**What the exercise asks:** Look in the data below for the line that contains "Read this page and output its text content.". Copy that line and the remaining lines exactly.

(Data entries)
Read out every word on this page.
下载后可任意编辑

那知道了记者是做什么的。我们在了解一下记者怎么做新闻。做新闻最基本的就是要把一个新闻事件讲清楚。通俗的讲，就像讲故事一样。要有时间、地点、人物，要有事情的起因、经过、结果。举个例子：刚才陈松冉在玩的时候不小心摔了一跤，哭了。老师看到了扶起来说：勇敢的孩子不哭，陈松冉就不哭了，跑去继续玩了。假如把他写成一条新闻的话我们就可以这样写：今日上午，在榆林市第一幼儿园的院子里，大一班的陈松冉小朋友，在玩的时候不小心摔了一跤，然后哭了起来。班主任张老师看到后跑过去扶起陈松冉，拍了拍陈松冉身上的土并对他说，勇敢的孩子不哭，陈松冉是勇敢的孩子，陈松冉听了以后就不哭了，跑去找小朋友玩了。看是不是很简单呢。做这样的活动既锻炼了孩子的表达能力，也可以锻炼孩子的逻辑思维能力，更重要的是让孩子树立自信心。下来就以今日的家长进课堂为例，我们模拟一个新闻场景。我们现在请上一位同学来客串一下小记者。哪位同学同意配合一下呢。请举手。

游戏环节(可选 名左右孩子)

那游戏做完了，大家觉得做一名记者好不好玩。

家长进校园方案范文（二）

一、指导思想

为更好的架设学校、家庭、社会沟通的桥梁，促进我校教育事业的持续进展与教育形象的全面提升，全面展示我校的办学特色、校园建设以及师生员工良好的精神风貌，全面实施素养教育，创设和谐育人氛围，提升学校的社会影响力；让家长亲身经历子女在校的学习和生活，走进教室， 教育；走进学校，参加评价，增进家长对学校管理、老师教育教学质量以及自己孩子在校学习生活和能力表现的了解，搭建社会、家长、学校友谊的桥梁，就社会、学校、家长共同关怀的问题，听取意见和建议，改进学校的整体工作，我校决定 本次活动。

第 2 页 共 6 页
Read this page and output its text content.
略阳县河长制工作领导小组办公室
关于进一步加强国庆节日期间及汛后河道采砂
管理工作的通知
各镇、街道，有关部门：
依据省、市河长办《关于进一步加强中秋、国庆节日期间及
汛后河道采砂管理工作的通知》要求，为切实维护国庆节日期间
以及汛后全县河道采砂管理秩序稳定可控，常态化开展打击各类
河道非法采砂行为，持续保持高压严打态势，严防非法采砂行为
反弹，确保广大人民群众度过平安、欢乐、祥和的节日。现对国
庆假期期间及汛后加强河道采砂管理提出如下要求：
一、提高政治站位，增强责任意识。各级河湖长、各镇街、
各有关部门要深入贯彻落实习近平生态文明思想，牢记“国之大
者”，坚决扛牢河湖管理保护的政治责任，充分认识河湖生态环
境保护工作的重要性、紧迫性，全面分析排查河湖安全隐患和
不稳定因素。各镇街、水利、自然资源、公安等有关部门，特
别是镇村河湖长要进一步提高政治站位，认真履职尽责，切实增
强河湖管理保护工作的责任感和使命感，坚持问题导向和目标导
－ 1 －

**Exercise answer:**
Read this page and output its text content.
略阳县河长制工作领导小组办公室
关于进一步加强国庆节日期间及汛后河道采砂
管理工作的通知
各镇、街道，有关部门：
依据省、市河长办《关于进一步加强中秋、国庆节日期间及
汛后河道采砂管理工作的通知》要求，为切实维护国庆节日期间
以及汛后全县河道采砂管理秩序稳定可控，常态化开展打击各类
河道非法采砂行为，持续保持高压严打态势，严防非法采砂行为
反弹，确保广大人民群众度过平安、欢乐、祥和的节日。现对国
庆假期期间及汛后加强河道采砂管理提出如下要求：
一、提高政治站位，增强责任意识。各级河湖长、各镇街、
各有关部门要深入贯彻落实习近平生态文明思想，牢记“国之大
者”，坚决扛牢河湖管理保护的政治责任，充分认识河湖生态环
境保护工作的重要性、紧迫性，全面分析排查河湖安全隐患和
不稳定因素。各镇街、水利、自然资源、公安等有关部门，特
别是镇村河湖长要进一步提高政治站位，认真履职尽责，切实增
强河湖管理保护工作的责任感和使命感，坚持问题导向和目标导
－ 1 －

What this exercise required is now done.